Given exercise:
State how many lines hold the string "VOLATILITIES". Give the number and nothing else.

Dataset entries:

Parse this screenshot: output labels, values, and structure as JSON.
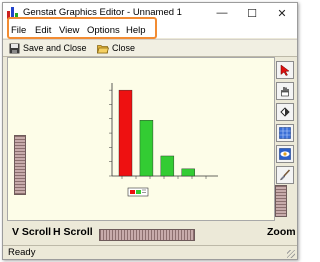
{
  "window": {
    "title": "Genstat Graphics Editor - Unnamed 1",
    "controls": {
      "minimize": "—",
      "maximize": "☐",
      "close": "✕"
    }
  },
  "menu": [
    "File",
    "Edit",
    "View",
    "Options",
    "Help"
  ],
  "toolbar": {
    "save_close_label": "Save and Close",
    "close_label": "Close"
  },
  "tools": [
    "pointer-arrow-icon",
    "hand-icon",
    "fill-icon",
    "grid-icon",
    "eye-icon",
    "brush-icon"
  ],
  "bottom": {
    "vscroll_label": "V Scroll",
    "hscroll_label": "H Scroll",
    "zoom_label": "Zoom"
  },
  "status": "Ready",
  "colors": {
    "accent_highlight": "#f28c33",
    "canvas_bg": "#fdfde8",
    "bar_red": "#ee1111",
    "bar_green": "#33cc33"
  },
  "chart_data": {
    "type": "bar",
    "categories": [
      "",
      "",
      "",
      "",
      "",
      "",
      ""
    ],
    "series": [
      {
        "values": [
          120,
          0,
          0,
          0
        ],
        "color": "#ee1111"
      },
      {
        "values": [
          0,
          78,
          28,
          10
        ],
        "color": "#33cc33"
      }
    ],
    "bars": [
      {
        "value": 120,
        "color": "#ee1111"
      },
      {
        "value": 78,
        "color": "#33cc33"
      },
      {
        "value": 28,
        "color": "#33cc33"
      },
      {
        "value": 10,
        "color": "#33cc33"
      }
    ],
    "ylim": [
      0,
      130
    ],
    "grid": false,
    "legend_position": "bottom-center"
  }
}
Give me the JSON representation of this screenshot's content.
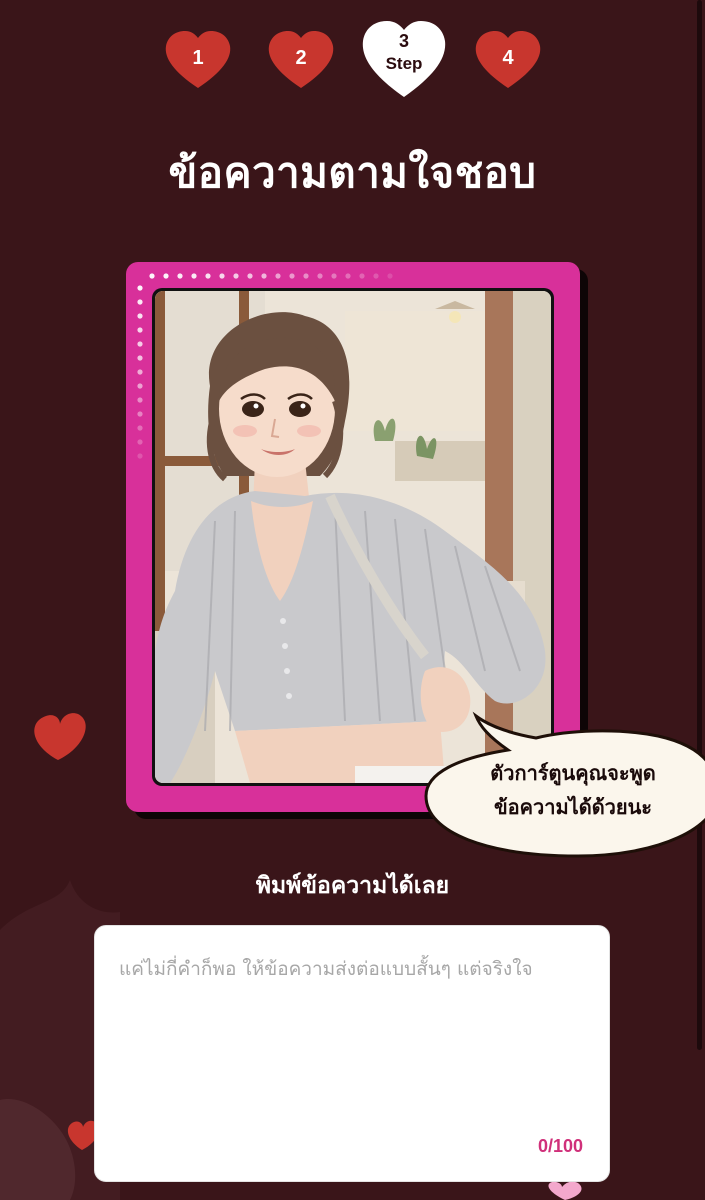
{
  "steps": [
    {
      "number": "1",
      "state": "inactive"
    },
    {
      "number": "2",
      "state": "inactive"
    },
    {
      "number": "3",
      "label": "Step",
      "state": "active"
    },
    {
      "number": "4",
      "state": "inactive"
    }
  ],
  "title": "ข้อความตามใจชอบ",
  "card": {
    "image_icon": "cartoon-character-illustration",
    "speech_bubble": {
      "line1": "ตัวการ์ตูนคุณจะพูด",
      "line2": "ข้อความได้ด้วยนะ"
    }
  },
  "message": {
    "label": "พิมพ์ข้อความได้เลย",
    "placeholder": "แค่ไม่กี่คำก็พอ ให้ข้อความส่งต่อแบบสั้นๆ แต่จริงใจ",
    "value": "",
    "counter": "0/100"
  },
  "colors": {
    "background": "#3a1519",
    "heart_red": "#c8362e",
    "card_pink": "#d8309a",
    "counter_pink": "#d0307a"
  }
}
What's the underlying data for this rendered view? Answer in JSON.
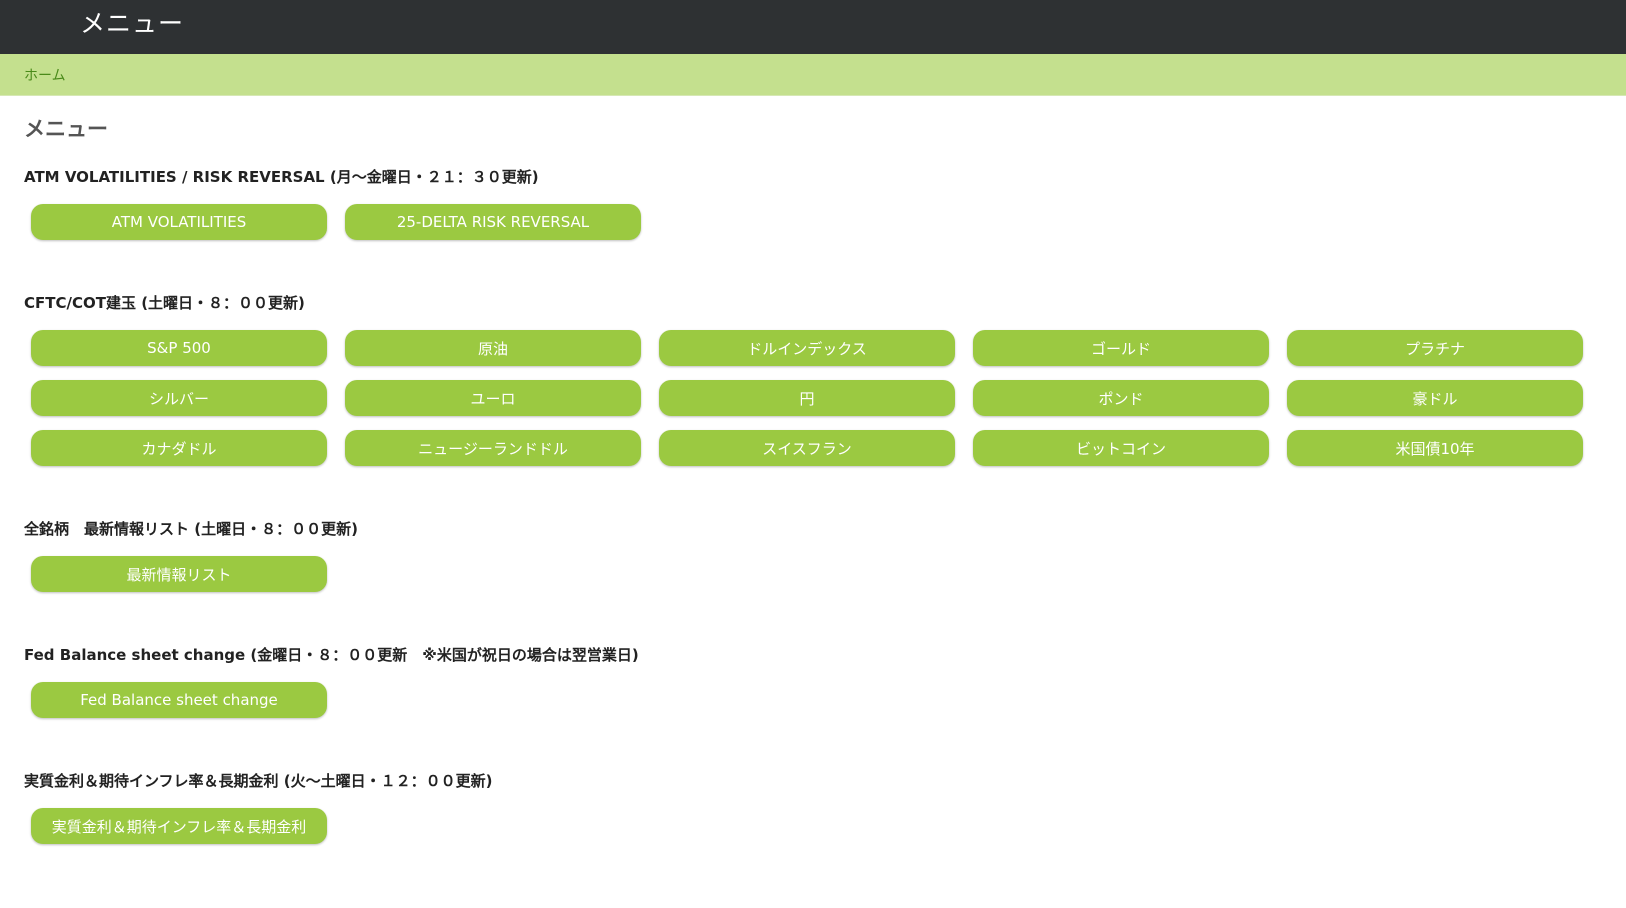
{
  "header": {
    "title": "メニュー"
  },
  "breadcrumb": {
    "home": "ホーム"
  },
  "page": {
    "title": "メニュー"
  },
  "sections": {
    "atm": {
      "heading": "ATM VOLATILITIES / RISK REVERSAL (月～金曜日・２１：３０更新)",
      "buttons": [
        "ATM VOLATILITIES",
        "25-DELTA RISK REVERSAL"
      ]
    },
    "cftc": {
      "heading": "CFTC/COT建玉 (土曜日・８：００更新)",
      "buttons": [
        "S&P 500",
        "原油",
        "ドルインデックス",
        "ゴールド",
        "プラチナ",
        "シルバー",
        "ユーロ",
        "円",
        "ポンド",
        "豪ドル",
        "カナダドル",
        "ニュージーランドドル",
        "スイスフラン",
        "ビットコイン",
        "米国債10年"
      ]
    },
    "all": {
      "heading": "全銘柄　最新情報リスト (土曜日・８：００更新)",
      "buttons": [
        "最新情報リスト"
      ]
    },
    "fed": {
      "heading": "Fed Balance sheet change (金曜日・８：００更新　※米国が祝日の場合は翌営業日)",
      "buttons": [
        "Fed Balance sheet change"
      ]
    },
    "real": {
      "heading": "実質金利＆期待インフレ率＆長期金利 (火～土曜日・１２：００更新)",
      "buttons": [
        "実質金利＆期待インフレ率＆長期金利"
      ]
    }
  },
  "colors": {
    "topbar": "#2e3133",
    "breadcrumb_bg": "#c4e08e",
    "button": "#9bc941"
  }
}
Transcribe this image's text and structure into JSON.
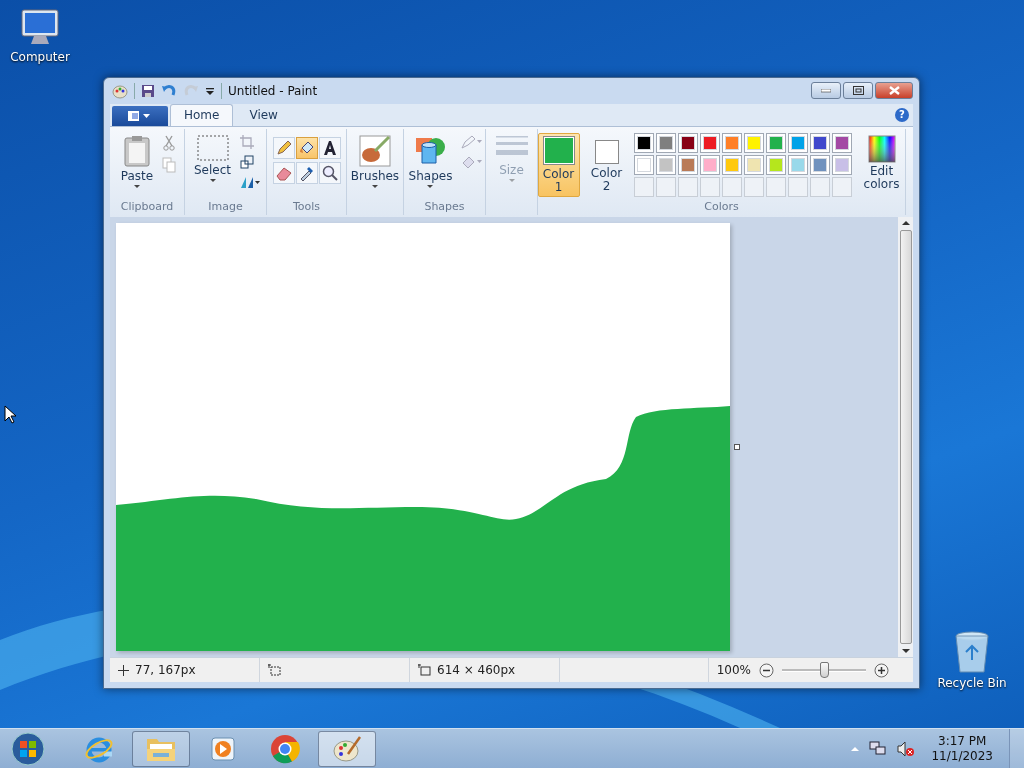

Exercise solution:
2